Work to be completed:
Of the lines in the data below, count the ones holding the string "第十八条", and answer with that number only.

Input:

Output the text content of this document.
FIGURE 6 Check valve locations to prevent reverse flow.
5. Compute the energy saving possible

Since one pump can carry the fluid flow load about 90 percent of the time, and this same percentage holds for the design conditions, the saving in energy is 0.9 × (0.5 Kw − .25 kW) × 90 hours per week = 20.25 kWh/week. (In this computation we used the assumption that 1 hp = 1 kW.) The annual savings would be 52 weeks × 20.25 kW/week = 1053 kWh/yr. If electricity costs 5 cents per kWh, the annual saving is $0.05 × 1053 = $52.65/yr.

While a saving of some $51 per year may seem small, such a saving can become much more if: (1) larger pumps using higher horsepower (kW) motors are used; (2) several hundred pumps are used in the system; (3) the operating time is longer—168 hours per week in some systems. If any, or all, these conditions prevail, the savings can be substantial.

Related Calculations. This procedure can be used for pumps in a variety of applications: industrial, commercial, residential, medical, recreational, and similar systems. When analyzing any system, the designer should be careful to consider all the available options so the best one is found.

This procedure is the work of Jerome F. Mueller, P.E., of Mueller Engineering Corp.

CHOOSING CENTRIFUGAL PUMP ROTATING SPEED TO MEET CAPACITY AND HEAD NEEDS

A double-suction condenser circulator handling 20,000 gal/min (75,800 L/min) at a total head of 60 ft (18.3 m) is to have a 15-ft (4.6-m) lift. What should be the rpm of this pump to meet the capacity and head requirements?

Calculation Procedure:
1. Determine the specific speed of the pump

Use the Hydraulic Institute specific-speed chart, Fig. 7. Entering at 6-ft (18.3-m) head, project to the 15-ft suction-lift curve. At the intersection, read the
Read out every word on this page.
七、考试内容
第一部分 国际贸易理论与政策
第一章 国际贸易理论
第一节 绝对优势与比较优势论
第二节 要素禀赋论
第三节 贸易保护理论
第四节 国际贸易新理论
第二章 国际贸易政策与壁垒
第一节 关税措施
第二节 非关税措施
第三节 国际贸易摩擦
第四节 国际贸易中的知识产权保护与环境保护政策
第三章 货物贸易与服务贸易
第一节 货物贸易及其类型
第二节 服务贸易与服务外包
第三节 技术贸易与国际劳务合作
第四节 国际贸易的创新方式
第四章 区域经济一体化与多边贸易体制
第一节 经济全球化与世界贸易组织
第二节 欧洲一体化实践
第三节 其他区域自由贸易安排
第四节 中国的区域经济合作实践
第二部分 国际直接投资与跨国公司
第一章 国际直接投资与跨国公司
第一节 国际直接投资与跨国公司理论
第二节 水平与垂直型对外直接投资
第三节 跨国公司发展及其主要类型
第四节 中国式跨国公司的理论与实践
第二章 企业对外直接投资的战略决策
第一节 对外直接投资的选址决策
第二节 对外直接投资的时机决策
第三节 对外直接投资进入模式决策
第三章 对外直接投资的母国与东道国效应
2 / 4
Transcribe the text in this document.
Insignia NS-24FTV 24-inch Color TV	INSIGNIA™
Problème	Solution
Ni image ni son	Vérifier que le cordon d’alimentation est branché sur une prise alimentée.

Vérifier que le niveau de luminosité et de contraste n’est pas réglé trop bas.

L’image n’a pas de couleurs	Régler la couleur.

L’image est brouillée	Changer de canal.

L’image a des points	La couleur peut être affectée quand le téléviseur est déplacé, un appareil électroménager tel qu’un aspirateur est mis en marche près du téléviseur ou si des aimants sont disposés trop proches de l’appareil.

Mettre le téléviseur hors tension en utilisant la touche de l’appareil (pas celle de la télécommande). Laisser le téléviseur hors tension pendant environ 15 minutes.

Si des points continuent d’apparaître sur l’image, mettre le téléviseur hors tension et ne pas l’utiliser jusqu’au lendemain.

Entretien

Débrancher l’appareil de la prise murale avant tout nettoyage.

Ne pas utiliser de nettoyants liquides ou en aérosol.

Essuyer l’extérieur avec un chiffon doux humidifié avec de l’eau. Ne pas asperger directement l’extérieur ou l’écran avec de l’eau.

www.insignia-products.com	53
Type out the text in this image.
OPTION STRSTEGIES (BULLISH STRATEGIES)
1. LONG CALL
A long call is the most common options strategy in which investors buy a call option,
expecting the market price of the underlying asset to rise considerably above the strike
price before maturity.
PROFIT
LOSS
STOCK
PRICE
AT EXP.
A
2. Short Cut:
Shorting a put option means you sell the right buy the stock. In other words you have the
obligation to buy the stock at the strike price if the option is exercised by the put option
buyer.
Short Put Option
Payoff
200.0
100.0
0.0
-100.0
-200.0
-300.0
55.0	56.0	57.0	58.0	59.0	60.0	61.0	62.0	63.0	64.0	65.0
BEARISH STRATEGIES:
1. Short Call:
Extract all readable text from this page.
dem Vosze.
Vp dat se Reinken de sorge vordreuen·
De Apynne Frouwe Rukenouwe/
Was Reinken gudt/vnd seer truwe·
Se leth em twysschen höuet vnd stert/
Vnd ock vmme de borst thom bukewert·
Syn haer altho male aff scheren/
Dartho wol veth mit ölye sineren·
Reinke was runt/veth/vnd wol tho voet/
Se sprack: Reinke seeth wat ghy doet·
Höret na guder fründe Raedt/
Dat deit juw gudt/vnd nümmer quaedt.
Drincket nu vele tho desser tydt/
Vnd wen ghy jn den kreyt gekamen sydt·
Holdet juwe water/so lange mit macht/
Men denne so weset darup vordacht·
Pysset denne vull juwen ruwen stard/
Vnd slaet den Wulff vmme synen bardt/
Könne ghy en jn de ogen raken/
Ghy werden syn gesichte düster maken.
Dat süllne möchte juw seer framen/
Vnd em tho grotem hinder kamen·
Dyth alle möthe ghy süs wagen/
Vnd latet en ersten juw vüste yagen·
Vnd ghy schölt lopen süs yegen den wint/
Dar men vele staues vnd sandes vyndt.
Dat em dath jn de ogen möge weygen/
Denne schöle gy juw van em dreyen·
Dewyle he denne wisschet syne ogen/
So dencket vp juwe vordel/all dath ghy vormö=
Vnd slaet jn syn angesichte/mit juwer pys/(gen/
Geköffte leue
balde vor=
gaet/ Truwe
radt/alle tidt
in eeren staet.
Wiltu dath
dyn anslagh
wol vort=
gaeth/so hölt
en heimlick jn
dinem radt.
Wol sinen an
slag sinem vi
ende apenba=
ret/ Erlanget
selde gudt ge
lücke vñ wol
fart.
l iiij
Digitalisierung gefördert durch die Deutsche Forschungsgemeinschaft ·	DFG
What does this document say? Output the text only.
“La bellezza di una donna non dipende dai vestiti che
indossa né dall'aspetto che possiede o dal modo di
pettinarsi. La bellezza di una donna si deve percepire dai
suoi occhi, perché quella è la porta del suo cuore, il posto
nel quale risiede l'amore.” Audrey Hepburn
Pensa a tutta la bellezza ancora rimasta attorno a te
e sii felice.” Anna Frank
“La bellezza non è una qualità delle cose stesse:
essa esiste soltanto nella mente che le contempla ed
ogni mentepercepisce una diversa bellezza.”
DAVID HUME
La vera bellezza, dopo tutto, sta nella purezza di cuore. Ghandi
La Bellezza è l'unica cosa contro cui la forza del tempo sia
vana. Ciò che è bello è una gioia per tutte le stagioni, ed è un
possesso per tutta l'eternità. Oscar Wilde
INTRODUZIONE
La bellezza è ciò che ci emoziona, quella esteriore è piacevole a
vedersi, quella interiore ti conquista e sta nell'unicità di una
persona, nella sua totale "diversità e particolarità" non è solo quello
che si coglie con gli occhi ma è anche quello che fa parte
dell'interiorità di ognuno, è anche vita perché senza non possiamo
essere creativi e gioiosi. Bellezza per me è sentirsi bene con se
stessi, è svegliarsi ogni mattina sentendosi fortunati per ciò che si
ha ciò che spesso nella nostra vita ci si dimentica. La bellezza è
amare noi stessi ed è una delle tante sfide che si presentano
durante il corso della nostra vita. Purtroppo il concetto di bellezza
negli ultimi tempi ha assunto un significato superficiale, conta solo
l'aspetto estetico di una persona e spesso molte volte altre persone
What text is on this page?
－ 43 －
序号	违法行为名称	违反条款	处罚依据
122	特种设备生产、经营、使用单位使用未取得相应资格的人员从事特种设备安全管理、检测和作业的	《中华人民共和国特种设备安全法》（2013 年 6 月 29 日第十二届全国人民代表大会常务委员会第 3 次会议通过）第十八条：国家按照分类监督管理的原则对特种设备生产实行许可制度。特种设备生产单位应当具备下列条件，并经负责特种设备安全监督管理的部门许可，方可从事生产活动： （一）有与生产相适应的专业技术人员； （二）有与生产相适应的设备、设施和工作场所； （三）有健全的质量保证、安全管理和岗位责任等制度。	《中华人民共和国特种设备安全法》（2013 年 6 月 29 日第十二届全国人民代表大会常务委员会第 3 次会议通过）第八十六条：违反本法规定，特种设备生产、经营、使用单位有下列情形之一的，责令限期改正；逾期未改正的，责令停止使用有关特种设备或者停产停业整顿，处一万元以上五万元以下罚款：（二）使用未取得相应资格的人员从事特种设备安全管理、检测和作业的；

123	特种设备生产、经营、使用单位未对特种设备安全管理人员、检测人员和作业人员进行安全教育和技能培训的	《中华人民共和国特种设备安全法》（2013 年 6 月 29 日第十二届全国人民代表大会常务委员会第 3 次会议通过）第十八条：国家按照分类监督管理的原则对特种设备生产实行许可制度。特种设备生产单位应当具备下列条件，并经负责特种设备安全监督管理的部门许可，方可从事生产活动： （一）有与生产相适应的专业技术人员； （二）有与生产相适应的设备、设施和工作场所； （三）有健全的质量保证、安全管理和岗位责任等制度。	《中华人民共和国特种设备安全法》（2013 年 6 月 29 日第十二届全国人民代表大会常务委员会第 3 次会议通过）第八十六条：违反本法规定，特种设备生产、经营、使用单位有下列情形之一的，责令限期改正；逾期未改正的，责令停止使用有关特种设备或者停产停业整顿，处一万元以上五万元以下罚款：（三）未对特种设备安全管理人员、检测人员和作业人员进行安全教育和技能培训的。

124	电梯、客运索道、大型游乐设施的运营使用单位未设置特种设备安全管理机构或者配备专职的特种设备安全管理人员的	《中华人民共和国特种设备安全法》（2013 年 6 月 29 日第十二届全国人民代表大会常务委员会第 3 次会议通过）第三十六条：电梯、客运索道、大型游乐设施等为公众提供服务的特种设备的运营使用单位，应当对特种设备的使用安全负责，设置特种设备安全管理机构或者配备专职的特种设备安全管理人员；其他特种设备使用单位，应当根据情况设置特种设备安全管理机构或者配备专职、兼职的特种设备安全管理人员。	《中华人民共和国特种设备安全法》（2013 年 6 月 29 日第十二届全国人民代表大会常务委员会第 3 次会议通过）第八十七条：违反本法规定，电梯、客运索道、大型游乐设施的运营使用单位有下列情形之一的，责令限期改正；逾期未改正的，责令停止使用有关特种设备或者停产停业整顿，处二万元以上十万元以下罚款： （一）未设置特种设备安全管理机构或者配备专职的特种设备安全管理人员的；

Expected output:
2